Task objective: Look for the string "dotted" and copy every line that has it.
══════════════════════════════
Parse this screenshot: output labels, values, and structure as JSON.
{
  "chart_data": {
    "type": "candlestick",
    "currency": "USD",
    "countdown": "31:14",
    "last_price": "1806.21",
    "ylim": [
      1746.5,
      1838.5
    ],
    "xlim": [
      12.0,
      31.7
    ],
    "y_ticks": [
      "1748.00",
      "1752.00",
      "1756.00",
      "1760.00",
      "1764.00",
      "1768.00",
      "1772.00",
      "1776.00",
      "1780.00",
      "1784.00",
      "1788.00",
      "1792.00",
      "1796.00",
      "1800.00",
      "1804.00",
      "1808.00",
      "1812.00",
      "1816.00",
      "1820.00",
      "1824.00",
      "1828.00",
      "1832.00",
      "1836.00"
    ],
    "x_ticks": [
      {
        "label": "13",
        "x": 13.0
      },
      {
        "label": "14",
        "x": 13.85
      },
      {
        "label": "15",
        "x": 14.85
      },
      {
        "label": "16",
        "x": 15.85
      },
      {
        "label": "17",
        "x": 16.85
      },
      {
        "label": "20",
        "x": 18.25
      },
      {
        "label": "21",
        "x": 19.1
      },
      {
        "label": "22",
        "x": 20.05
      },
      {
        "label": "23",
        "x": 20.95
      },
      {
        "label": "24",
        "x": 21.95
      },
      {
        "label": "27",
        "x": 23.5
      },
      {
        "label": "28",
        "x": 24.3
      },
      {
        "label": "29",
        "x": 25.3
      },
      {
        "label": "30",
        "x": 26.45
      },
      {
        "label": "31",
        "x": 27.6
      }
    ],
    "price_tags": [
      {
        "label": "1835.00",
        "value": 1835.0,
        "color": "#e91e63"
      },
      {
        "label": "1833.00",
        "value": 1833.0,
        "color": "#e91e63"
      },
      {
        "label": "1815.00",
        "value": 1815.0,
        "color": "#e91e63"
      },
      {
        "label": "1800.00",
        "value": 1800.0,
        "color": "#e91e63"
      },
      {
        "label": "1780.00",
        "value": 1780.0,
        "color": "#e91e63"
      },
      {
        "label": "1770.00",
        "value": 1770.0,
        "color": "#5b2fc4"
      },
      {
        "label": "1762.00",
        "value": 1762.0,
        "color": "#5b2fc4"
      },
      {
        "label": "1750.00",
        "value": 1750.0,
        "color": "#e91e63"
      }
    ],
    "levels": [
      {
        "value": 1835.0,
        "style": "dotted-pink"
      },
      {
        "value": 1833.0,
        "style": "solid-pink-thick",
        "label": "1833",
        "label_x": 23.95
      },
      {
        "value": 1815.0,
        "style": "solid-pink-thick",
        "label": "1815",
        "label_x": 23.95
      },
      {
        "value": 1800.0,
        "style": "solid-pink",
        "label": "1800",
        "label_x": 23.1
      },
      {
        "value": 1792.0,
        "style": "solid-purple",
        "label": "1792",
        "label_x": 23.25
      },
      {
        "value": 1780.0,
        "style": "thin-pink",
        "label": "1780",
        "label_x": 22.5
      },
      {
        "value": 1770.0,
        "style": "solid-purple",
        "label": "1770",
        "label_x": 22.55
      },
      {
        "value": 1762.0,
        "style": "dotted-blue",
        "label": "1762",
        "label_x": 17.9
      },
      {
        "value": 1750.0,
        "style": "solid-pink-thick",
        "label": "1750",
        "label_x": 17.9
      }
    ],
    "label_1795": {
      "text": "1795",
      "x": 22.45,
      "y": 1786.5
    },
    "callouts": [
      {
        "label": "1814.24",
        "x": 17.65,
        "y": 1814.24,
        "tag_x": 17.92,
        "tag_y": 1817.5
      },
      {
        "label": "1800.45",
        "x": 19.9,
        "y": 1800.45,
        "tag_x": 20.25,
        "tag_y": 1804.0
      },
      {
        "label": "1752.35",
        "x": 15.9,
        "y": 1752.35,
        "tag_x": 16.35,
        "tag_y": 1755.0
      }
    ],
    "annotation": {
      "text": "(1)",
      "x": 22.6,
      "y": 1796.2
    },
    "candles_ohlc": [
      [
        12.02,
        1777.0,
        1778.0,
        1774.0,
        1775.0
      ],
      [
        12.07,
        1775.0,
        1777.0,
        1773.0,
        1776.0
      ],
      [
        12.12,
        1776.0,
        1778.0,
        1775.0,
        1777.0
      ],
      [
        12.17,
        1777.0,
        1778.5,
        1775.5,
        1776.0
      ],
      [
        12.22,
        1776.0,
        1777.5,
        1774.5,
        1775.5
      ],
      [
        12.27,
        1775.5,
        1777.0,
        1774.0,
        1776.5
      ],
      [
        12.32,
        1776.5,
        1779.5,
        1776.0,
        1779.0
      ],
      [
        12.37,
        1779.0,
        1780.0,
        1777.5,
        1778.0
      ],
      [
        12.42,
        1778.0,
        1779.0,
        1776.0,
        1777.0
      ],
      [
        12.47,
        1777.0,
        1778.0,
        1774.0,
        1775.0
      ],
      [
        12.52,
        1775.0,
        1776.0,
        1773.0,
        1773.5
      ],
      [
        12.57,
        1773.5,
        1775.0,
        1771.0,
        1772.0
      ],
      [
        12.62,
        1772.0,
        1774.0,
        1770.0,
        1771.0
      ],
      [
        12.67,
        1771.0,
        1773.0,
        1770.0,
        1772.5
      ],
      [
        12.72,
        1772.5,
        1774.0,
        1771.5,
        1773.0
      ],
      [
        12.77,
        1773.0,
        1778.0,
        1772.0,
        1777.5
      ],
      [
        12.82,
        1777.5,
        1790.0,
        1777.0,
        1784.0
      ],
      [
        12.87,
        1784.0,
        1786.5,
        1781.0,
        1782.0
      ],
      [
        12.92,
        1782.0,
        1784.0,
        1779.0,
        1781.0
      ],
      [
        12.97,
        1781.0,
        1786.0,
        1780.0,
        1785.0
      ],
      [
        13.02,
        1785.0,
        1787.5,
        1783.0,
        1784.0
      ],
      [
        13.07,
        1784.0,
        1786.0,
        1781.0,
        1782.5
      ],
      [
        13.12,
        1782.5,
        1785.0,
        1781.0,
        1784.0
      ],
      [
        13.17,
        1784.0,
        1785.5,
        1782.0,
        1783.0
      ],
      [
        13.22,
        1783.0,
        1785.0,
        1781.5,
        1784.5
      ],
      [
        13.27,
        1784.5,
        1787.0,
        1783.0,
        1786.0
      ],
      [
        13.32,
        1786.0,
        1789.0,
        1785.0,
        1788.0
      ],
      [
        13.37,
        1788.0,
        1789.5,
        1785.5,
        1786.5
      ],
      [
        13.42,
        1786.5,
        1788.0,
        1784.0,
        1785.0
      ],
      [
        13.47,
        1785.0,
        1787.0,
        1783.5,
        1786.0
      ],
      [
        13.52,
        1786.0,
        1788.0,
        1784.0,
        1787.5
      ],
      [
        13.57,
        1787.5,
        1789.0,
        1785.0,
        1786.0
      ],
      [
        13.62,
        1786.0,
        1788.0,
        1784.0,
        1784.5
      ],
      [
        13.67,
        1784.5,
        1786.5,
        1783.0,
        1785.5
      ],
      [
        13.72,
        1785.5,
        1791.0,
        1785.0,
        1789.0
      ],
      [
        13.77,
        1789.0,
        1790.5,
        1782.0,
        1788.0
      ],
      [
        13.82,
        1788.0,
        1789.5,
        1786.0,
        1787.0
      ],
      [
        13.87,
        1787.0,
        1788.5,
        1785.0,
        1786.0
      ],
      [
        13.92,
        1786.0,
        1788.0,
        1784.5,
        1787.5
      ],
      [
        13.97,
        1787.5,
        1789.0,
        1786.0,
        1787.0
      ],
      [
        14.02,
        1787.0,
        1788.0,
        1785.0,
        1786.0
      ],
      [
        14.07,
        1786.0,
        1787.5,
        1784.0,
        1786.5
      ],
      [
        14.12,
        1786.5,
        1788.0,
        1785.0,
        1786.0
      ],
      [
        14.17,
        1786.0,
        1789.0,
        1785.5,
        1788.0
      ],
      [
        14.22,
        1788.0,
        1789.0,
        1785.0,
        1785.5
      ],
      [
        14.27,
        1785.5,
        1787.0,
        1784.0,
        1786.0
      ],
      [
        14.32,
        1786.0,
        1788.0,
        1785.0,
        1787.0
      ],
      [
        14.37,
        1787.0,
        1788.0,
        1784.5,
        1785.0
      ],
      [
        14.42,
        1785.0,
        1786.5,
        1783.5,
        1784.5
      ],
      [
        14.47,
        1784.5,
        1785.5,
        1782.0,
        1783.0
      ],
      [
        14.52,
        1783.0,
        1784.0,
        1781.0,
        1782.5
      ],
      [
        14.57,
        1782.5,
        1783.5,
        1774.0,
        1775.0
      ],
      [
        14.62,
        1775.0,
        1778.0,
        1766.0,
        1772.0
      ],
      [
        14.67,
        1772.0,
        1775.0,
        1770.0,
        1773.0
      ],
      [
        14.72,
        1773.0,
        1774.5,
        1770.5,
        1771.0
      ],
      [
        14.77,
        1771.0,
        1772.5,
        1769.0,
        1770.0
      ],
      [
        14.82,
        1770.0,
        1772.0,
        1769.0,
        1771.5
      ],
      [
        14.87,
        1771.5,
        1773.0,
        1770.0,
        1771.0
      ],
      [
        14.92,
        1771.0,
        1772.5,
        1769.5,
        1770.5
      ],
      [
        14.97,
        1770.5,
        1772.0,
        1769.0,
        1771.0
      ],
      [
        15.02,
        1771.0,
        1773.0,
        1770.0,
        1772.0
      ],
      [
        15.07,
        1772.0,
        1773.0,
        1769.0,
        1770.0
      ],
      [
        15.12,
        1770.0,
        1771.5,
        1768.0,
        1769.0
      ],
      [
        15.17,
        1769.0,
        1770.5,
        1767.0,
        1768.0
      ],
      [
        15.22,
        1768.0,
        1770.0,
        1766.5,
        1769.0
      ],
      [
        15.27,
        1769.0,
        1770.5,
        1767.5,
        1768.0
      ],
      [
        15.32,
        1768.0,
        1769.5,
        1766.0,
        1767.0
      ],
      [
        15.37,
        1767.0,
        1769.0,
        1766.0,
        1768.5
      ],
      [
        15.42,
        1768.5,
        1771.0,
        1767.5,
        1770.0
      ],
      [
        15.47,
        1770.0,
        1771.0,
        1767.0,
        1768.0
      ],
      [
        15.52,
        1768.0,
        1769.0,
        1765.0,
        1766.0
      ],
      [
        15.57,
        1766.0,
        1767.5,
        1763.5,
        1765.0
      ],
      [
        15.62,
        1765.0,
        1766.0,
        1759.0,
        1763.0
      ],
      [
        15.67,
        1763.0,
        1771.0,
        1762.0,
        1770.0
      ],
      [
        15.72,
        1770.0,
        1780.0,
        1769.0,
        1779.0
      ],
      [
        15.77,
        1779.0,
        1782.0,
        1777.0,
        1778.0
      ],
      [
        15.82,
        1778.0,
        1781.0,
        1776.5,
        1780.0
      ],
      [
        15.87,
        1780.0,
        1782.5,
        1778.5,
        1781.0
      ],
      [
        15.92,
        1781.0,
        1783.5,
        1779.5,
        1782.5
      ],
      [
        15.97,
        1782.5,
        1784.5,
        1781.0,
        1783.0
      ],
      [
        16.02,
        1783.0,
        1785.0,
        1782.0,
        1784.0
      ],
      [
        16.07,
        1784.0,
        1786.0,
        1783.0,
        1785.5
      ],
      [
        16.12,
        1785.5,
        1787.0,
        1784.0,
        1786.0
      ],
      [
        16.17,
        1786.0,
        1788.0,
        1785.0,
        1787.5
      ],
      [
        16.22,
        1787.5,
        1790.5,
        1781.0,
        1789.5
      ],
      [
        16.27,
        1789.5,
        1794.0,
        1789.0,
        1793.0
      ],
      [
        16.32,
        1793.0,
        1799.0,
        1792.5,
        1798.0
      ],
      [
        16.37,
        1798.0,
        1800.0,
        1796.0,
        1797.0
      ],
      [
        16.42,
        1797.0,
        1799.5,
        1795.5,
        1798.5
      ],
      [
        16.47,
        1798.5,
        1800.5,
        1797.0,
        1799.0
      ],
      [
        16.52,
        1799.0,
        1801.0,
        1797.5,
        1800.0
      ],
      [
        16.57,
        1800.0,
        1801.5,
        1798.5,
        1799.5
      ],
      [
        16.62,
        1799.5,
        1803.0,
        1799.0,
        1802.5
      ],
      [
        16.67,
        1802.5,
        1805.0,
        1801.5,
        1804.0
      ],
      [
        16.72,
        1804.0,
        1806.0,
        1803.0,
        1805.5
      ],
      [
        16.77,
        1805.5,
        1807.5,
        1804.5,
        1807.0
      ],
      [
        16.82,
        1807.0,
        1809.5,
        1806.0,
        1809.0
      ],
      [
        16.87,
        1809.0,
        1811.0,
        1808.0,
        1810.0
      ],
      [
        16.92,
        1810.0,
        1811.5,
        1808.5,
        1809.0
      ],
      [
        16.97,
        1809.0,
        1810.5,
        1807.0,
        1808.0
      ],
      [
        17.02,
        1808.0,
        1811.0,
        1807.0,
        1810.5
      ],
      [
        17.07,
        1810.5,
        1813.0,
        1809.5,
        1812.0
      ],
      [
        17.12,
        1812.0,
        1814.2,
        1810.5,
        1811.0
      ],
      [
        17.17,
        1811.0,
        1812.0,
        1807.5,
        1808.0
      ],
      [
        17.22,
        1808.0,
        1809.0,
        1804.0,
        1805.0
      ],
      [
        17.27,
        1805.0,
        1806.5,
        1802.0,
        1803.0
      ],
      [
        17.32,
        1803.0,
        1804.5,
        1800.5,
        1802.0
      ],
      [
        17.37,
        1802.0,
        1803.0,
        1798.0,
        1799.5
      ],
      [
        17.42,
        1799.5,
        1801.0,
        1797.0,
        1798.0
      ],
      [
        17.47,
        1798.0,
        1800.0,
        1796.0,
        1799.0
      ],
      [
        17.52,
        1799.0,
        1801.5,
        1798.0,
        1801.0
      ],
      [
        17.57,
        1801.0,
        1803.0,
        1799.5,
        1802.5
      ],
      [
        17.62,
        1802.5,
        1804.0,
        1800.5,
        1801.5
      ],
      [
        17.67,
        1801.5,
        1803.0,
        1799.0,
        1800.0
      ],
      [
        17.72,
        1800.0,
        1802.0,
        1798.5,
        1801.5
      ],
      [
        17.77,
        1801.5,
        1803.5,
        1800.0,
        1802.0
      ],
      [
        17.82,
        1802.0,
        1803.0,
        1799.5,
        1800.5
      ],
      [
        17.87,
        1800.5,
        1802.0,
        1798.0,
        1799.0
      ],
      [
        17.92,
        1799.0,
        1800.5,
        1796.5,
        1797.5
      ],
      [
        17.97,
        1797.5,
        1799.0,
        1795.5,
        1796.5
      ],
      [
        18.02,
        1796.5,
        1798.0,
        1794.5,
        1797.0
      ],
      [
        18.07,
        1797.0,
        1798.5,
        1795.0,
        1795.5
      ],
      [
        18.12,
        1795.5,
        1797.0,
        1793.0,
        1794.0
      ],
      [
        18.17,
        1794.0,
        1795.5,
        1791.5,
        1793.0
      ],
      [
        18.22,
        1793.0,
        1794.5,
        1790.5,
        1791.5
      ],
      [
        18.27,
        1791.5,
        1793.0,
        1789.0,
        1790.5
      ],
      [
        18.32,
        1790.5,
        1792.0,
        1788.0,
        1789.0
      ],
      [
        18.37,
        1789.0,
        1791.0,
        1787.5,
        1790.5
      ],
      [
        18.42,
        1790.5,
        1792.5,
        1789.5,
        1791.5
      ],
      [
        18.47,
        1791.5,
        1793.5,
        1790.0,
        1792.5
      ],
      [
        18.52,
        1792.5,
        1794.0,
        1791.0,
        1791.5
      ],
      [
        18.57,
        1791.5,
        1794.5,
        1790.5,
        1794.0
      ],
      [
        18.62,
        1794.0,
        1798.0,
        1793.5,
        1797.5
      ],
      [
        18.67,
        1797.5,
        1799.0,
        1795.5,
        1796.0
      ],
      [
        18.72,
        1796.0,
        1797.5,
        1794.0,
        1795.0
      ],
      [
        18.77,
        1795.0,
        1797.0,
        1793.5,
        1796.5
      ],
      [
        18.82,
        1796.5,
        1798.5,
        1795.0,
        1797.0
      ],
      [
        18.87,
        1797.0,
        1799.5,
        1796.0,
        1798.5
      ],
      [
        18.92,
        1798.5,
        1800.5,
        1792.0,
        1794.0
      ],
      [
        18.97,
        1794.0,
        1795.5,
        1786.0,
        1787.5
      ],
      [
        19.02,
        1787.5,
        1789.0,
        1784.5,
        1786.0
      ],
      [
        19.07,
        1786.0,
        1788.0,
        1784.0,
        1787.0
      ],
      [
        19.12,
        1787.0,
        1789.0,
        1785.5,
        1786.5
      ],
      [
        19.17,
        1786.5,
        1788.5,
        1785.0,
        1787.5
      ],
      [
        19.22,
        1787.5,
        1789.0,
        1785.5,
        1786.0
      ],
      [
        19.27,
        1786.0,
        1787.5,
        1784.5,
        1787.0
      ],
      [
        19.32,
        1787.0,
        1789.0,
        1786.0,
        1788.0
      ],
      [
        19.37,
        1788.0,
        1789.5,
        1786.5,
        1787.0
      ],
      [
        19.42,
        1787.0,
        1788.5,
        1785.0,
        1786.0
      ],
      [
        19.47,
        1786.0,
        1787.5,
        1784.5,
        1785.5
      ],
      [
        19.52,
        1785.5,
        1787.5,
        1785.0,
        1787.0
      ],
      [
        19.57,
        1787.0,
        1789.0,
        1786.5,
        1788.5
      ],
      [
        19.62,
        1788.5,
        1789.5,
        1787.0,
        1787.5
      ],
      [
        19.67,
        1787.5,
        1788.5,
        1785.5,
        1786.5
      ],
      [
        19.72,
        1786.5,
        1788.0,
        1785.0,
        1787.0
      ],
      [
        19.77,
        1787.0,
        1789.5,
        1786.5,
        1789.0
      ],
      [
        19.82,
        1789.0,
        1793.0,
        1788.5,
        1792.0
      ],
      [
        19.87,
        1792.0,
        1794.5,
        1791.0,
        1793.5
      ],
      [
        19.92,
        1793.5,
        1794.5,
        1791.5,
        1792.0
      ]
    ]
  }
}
══════════════════════════════
Answer for this exercise:
        "style": "dotted-pink"
        "style": "dotted-blue",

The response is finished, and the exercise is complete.